» Set problem: Your task is to repeat all of the material exactly.

» Information given:
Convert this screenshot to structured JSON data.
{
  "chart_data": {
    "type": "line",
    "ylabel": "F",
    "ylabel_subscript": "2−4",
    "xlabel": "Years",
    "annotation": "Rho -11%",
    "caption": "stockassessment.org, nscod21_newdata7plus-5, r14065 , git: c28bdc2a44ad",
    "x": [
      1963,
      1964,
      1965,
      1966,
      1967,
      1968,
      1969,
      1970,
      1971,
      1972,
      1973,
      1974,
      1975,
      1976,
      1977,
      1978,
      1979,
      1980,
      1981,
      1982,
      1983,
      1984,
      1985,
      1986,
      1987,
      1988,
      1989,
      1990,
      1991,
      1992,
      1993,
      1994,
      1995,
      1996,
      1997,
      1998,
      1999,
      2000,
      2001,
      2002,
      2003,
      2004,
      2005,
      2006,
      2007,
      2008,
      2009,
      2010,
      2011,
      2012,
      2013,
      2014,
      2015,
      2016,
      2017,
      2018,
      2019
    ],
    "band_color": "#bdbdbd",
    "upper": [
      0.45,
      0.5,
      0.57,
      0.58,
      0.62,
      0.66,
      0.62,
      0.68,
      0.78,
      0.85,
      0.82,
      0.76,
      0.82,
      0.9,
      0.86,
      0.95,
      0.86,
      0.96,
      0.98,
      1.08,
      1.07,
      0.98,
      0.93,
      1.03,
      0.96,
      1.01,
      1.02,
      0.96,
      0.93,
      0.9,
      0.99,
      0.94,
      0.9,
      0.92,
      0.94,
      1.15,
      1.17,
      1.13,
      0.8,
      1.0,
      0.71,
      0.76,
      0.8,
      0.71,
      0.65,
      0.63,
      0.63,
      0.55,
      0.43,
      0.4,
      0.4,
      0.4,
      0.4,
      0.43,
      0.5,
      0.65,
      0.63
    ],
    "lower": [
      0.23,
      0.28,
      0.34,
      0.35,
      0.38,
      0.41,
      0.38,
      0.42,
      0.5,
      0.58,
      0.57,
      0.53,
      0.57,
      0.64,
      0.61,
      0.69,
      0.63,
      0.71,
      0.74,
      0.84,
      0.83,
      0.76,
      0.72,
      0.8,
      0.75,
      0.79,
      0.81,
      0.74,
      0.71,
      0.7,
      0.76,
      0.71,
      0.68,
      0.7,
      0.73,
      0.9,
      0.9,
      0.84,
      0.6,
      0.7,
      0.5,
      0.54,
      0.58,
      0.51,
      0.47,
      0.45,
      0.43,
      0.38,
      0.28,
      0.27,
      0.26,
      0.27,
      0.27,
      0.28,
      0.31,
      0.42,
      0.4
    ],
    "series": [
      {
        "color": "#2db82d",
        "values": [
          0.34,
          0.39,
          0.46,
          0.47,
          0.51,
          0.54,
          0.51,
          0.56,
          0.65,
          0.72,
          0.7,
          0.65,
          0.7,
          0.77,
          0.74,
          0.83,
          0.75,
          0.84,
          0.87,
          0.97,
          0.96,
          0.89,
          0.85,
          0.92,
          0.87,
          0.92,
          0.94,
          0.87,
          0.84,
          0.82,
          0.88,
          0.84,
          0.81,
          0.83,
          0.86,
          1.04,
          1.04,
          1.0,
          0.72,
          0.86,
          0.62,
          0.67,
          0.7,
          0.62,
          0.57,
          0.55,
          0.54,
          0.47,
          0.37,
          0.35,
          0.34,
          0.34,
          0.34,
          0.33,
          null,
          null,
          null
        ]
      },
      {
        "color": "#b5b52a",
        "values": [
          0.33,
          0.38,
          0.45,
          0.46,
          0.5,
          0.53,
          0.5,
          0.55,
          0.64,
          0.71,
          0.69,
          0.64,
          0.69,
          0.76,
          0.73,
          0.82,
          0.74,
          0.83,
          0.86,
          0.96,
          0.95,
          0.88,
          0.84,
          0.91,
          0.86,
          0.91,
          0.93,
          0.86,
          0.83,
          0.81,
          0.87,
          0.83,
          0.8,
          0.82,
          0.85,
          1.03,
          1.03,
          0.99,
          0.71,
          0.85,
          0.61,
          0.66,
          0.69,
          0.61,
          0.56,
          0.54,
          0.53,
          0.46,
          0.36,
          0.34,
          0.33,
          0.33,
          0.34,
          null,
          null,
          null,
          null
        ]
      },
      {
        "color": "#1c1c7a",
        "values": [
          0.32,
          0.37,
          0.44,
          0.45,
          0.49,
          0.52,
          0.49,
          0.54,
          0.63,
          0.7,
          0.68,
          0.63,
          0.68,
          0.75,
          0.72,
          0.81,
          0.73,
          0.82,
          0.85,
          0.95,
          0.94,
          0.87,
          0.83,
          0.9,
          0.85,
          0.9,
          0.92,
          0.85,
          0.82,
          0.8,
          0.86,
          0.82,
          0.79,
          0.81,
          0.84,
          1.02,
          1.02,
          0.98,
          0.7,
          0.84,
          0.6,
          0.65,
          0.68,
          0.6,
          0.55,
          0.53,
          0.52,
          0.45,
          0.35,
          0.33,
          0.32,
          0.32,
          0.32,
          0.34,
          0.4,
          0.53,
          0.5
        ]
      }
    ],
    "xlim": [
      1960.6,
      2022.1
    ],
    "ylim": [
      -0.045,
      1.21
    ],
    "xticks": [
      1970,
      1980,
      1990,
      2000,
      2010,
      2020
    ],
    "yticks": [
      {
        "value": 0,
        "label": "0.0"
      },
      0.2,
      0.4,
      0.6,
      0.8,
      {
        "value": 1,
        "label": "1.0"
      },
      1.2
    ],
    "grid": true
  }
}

» Exercise solution:
Convert this screenshot to structured JSON data.
{
  "chart_data": {
    "type": "line",
    "ylabel": "F",
    "ylabel_subscript": "2−4",
    "xlabel": "Years",
    "annotation": "Rho -11%",
    "caption": "stockassessment.org, nscod21_newdata7plus-5, r14065 , git: c28bdc2a44ad",
    "x": [
      1963,
      1964,
      1965,
      1966,
      1967,
      1968,
      1969,
      1970,
      1971,
      1972,
      1973,
      1974,
      1975,
      1976,
      1977,
      1978,
      1979,
      1980,
      1981,
      1982,
      1983,
      1984,
      1985,
      1986,
      1987,
      1988,
      1989,
      1990,
      1991,
      1992,
      1993,
      1994,
      1995,
      1996,
      1997,
      1998,
      1999,
      2000,
      2001,
      2002,
      2003,
      2004,
      2005,
      2006,
      2007,
      2008,
      2009,
      2010,
      2011,
      2012,
      2013,
      2014,
      2015,
      2016,
      2017,
      2018,
      2019
    ],
    "band_color": "#bdbdbd",
    "upper": [
      0.45,
      0.5,
      0.57,
      0.58,
      0.62,
      0.66,
      0.62,
      0.68,
      0.78,
      0.85,
      0.82,
      0.76,
      0.82,
      0.9,
      0.86,
      0.95,
      0.86,
      0.96,
      0.98,
      1.08,
      1.07,
      0.98,
      0.93,
      1.03,
      0.96,
      1.01,
      1.02,
      0.96,
      0.93,
      0.9,
      0.99,
      0.94,
      0.9,
      0.92,
      0.94,
      1.15,
      1.17,
      1.13,
      0.8,
      1.0,
      0.71,
      0.76,
      0.8,
      0.71,
      0.65,
      0.63,
      0.63,
      0.55,
      0.43,
      0.4,
      0.4,
      0.4,
      0.4,
      0.43,
      0.5,
      0.65,
      0.63
    ],
    "lower": [
      0.23,
      0.28,
      0.34,
      0.35,
      0.38,
      0.41,
      0.38,
      0.42,
      0.5,
      0.58,
      0.57,
      0.53,
      0.57,
      0.64,
      0.61,
      0.69,
      0.63,
      0.71,
      0.74,
      0.84,
      0.83,
      0.76,
      0.72,
      0.8,
      0.75,
      0.79,
      0.81,
      0.74,
      0.71,
      0.7,
      0.76,
      0.71,
      0.68,
      0.7,
      0.73,
      0.9,
      0.9,
      0.84,
      0.6,
      0.7,
      0.5,
      0.54,
      0.58,
      0.51,
      0.47,
      0.45,
      0.43,
      0.38,
      0.28,
      0.27,
      0.26,
      0.27,
      0.27,
      0.28,
      0.31,
      0.42,
      0.4
    ],
    "series": [
      {
        "color": "#2db82d",
        "values": [
          0.34,
          0.39,
          0.46,
          0.47,
          0.51,
          0.54,
          0.51,
          0.56,
          0.65,
          0.72,
          0.7,
          0.65,
          0.7,
          0.77,
          0.74,
          0.83,
          0.75,
          0.84,
          0.87,
          0.97,
          0.96,
          0.89,
          0.85,
          0.92,
          0.87,
          0.92,
          0.94,
          0.87,
          0.84,
          0.82,
          0.88,
          0.84,
          0.81,
          0.83,
          0.86,
          1.04,
          1.04,
          1.0,
          0.72,
          0.86,
          0.62,
          0.67,
          0.7,
          0.62,
          0.57,
          0.55,
          0.54,
          0.47,
          0.37,
          0.35,
          0.34,
          0.34,
          0.34,
          0.33,
          null,
          null,
          null
        ]
      },
      {
        "color": "#b5b52a",
        "values": [
          0.33,
          0.38,
          0.45,
          0.46,
          0.5,
          0.53,
          0.5,
          0.55,
          0.64,
          0.71,
          0.69,
          0.64,
          0.69,
          0.76,
          0.73,
          0.82,
          0.74,
          0.83,
          0.86,
          0.96,
          0.95,
          0.88,
          0.84,
          0.91,
          0.86,
          0.91,
          0.93,
          0.86,
          0.83,
          0.81,
          0.87,
          0.83,
          0.8,
          0.82,
          0.85,
          1.03,
          1.03,
          0.99,
          0.71,
          0.85,
          0.61,
          0.66,
          0.69,
          0.61,
          0.56,
          0.54,
          0.53,
          0.46,
          0.36,
          0.34,
          0.33,
          0.33,
          0.34,
          null,
          null,
          null,
          null
        ]
      },
      {
        "color": "#1c1c7a",
        "values": [
          0.32,
          0.37,
          0.44,
          0.45,
          0.49,
          0.52,
          0.49,
          0.54,
          0.63,
          0.7,
          0.68,
          0.63,
          0.68,
          0.75,
          0.72,
          0.81,
          0.73,
          0.82,
          0.85,
          0.95,
          0.94,
          0.87,
          0.83,
          0.9,
          0.85,
          0.9,
          0.92,
          0.85,
          0.82,
          0.8,
          0.86,
          0.82,
          0.79,
          0.81,
          0.84,
          1.02,
          1.02,
          0.98,
          0.7,
          0.84,
          0.6,
          0.65,
          0.68,
          0.6,
          0.55,
          0.53,
          0.52,
          0.45,
          0.35,
          0.33,
          0.32,
          0.32,
          0.32,
          0.34,
          0.4,
          0.53,
          0.5
        ]
      }
    ],
    "xlim": [
      1960.6,
      2022.1
    ],
    "ylim": [
      -0.045,
      1.21
    ],
    "xticks": [
      1970,
      1980,
      1990,
      2000,
      2010,
      2020
    ],
    "yticks": [
      {
        "value": 0,
        "label": "0.0"
      },
      0.2,
      0.4,
      0.6,
      0.8,
      {
        "value": 1,
        "label": "1.0"
      },
      1.2
    ],
    "grid": true
  }
}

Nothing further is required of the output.